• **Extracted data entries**
***

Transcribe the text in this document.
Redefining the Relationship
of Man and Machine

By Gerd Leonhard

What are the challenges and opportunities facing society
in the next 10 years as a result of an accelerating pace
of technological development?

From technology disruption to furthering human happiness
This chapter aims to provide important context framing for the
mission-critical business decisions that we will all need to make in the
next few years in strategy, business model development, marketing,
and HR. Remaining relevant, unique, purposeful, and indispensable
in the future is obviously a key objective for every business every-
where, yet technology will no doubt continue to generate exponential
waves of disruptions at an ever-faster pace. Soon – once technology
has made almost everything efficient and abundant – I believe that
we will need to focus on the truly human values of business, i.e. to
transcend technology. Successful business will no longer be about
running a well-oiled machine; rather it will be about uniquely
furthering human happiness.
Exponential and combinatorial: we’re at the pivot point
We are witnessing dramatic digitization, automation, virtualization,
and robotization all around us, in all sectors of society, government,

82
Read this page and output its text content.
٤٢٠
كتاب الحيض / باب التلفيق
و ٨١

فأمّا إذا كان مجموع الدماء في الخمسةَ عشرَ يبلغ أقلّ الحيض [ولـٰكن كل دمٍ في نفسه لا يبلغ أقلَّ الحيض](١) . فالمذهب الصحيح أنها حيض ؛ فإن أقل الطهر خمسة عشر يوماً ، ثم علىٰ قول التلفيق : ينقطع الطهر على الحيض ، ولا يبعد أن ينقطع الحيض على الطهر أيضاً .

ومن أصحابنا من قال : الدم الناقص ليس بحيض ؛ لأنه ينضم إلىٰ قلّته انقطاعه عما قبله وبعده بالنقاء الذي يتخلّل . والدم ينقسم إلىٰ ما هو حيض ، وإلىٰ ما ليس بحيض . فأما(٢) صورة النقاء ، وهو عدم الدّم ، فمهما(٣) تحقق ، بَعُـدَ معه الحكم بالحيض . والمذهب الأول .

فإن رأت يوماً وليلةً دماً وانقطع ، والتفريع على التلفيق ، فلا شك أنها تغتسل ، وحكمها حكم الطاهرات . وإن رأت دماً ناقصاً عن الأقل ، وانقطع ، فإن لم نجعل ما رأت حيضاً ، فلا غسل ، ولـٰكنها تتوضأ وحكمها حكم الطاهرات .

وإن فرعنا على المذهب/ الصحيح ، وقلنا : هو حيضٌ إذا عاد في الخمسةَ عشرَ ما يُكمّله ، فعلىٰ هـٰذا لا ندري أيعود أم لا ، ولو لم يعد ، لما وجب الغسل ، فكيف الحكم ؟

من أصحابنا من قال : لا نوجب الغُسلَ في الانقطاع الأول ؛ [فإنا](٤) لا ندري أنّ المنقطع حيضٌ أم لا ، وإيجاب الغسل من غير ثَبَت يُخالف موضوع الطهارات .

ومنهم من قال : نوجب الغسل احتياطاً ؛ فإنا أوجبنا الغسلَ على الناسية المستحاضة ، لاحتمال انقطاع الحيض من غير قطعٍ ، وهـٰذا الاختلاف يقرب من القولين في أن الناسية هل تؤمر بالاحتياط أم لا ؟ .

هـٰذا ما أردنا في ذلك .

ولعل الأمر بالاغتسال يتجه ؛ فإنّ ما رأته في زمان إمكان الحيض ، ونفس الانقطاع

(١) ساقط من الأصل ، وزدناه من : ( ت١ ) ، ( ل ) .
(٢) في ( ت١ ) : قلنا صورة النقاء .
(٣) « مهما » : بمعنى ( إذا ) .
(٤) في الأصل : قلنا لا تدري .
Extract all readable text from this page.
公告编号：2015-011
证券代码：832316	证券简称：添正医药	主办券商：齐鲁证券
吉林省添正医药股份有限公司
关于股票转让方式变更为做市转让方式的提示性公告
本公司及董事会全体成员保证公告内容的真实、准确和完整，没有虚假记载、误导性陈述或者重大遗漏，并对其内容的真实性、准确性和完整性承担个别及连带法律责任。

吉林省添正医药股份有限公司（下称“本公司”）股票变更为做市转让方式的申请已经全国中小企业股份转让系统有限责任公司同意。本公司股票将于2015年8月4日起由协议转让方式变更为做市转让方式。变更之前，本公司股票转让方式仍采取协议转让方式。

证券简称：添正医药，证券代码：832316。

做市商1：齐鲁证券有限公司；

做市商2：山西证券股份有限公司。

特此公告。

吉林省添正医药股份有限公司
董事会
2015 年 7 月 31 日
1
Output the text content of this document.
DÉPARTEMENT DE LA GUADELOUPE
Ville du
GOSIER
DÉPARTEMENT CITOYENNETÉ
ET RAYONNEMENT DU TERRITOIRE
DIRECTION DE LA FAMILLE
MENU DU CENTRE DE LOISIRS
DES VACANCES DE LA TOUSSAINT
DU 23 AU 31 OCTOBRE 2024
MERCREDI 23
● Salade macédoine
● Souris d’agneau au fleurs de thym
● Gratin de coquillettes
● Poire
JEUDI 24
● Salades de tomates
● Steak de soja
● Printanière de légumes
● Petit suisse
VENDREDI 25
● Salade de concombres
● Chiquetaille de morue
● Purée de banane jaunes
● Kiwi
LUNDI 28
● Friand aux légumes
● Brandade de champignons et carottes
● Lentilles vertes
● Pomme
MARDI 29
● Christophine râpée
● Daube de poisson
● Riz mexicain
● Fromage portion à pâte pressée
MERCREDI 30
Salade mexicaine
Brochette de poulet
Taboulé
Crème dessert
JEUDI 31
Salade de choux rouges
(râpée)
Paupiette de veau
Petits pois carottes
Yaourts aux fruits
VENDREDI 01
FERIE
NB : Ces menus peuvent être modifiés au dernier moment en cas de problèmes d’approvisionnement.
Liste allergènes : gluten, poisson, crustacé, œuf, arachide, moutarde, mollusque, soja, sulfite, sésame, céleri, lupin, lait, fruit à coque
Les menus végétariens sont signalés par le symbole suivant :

***

• **REQUIREMENTS**
Without changing a word, restate the whole listing.

• **WRITTEN RESPONSE**
Transcribe the text in this document.
Redefining the Relationship
of Man and Machine

By Gerd Leonhard

What are the challenges and opportunities facing society
in the next 10 years as a result of an accelerating pace
of technological development?

From technology disruption to furthering human happiness
This chapter aims to provide important context framing for the
mission-critical business decisions that we will all need to make in the
next few years in strategy, business model development, marketing,
and HR. Remaining relevant, unique, purposeful, and indispensable
in the future is obviously a key objective for every business every-
where, yet technology will no doubt continue to generate exponential
waves of disruptions at an ever-faster pace. Soon – once technology
has made almost everything efficient and abundant – I believe that
we will need to focus on the truly human values of business, i.e. to
transcend technology. Successful business will no longer be about
running a well-oiled machine; rather it will be about uniquely
furthering human happiness.
Exponential and combinatorial: we’re at the pivot point
We are witnessing dramatic digitization, automation, virtualization,
and robotization all around us, in all sectors of society, government,

82
Read this page and output its text content.
٤٢٠
كتاب الحيض / باب التلفيق
و ٨١

فأمّا إذا كان مجموع الدماء في الخمسةَ عشرَ يبلغ أقلّ الحيض [ولـٰكن كل دمٍ في نفسه لا يبلغ أقلَّ الحيض](١) . فالمذهب الصحيح أنها حيض ؛ فإن أقل الطهر خمسة عشر يوماً ، ثم علىٰ قول التلفيق : ينقطع الطهر على الحيض ، ولا يبعد أن ينقطع الحيض على الطهر أيضاً .

ومن أصحابنا من قال : الدم الناقص ليس بحيض ؛ لأنه ينضم إلىٰ قلّته انقطاعه عما قبله وبعده بالنقاء الذي يتخلّل . والدم ينقسم إلىٰ ما هو حيض ، وإلىٰ ما ليس بحيض . فأما(٢) صورة النقاء ، وهو عدم الدّم ، فمهما(٣) تحقق ، بَعُـدَ معه الحكم بالحيض . والمذهب الأول .

فإن رأت يوماً وليلةً دماً وانقطع ، والتفريع على التلفيق ، فلا شك أنها تغتسل ، وحكمها حكم الطاهرات . وإن رأت دماً ناقصاً عن الأقل ، وانقطع ، فإن لم نجعل ما رأت حيضاً ، فلا غسل ، ولـٰكنها تتوضأ وحكمها حكم الطاهرات .

وإن فرعنا على المذهب/ الصحيح ، وقلنا : هو حيضٌ إذا عاد في الخمسةَ عشرَ ما يُكمّله ، فعلىٰ هـٰذا لا ندري أيعود أم لا ، ولو لم يعد ، لما وجب الغسل ، فكيف الحكم ؟

من أصحابنا من قال : لا نوجب الغُسلَ في الانقطاع الأول ؛ [فإنا](٤) لا ندري أنّ المنقطع حيضٌ أم لا ، وإيجاب الغسل من غير ثَبَت يُخالف موضوع الطهارات .

ومنهم من قال : نوجب الغسل احتياطاً ؛ فإنا أوجبنا الغسلَ على الناسية المستحاضة ، لاحتمال انقطاع الحيض من غير قطعٍ ، وهـٰذا الاختلاف يقرب من القولين في أن الناسية هل تؤمر بالاحتياط أم لا ؟ .

هـٰذا ما أردنا في ذلك .

ولعل الأمر بالاغتسال يتجه ؛ فإنّ ما رأته في زمان إمكان الحيض ، ونفس الانقطاع

(١) ساقط من الأصل ، وزدناه من : ( ت١ ) ، ( ل ) .
(٢) في ( ت١ ) : قلنا صورة النقاء .
(٣) « مهما » : بمعنى ( إذا ) .
(٤) في الأصل : قلنا لا تدري .
Extract all readable text from this page.
公告编号：2015-011
证券代码：832316	证券简称：添正医药	主办券商：齐鲁证券
吉林省添正医药股份有限公司
关于股票转让方式变更为做市转让方式的提示性公告
本公司及董事会全体成员保证公告内容的真实、准确和完整，没有虚假记载、误导性陈述或者重大遗漏，并对其内容的真实性、准确性和完整性承担个别及连带法律责任。

吉林省添正医药股份有限公司（下称“本公司”）股票变更为做市转让方式的申请已经全国中小企业股份转让系统有限责任公司同意。本公司股票将于2015年8月4日起由协议转让方式变更为做市转让方式。变更之前，本公司股票转让方式仍采取协议转让方式。

证券简称：添正医药，证券代码：832316。

做市商1：齐鲁证券有限公司；

做市商2：山西证券股份有限公司。

特此公告。

吉林省添正医药股份有限公司
董事会
2015 年 7 月 31 日
1
Output the text content of this document.
DÉPARTEMENT DE LA GUADELOUPE
Ville du
GOSIER
DÉPARTEMENT CITOYENNETÉ
ET RAYONNEMENT DU TERRITOIRE
DIRECTION DE LA FAMILLE
MENU DU CENTRE DE LOISIRS
DES VACANCES DE LA TOUSSAINT
DU 23 AU 31 OCTOBRE 2024
MERCREDI 23
● Salade macédoine
● Souris d’agneau au fleurs de thym
● Gratin de coquillettes
● Poire
JEUDI 24
● Salades de tomates
● Steak de soja
● Printanière de légumes
● Petit suisse
VENDREDI 25
● Salade de concombres
● Chiquetaille de morue
● Purée de banane jaunes
● Kiwi
LUNDI 28
● Friand aux légumes
● Brandade de champignons et carottes
● Lentilles vertes
● Pomme
MARDI 29
● Christophine râpée
● Daube de poisson
● Riz mexicain
● Fromage portion à pâte pressée
MERCREDI 30
Salade mexicaine
Brochette de poulet
Taboulé
Crème dessert
JEUDI 31
Salade de choux rouges
(râpée)
Paupiette de veau
Petits pois carottes
Yaourts aux fruits
VENDREDI 01
FERIE
NB : Ces menus peuvent être modifiés au dernier moment en cas de problèmes d’approvisionnement.
Liste allergènes : gluten, poisson, crustacé, œuf, arachide, moutarde, mollusque, soja, sulfite, sésame, céleri, lupin, lait, fruit à coque
Les menus végétariens sont signalés par le symbole suivant :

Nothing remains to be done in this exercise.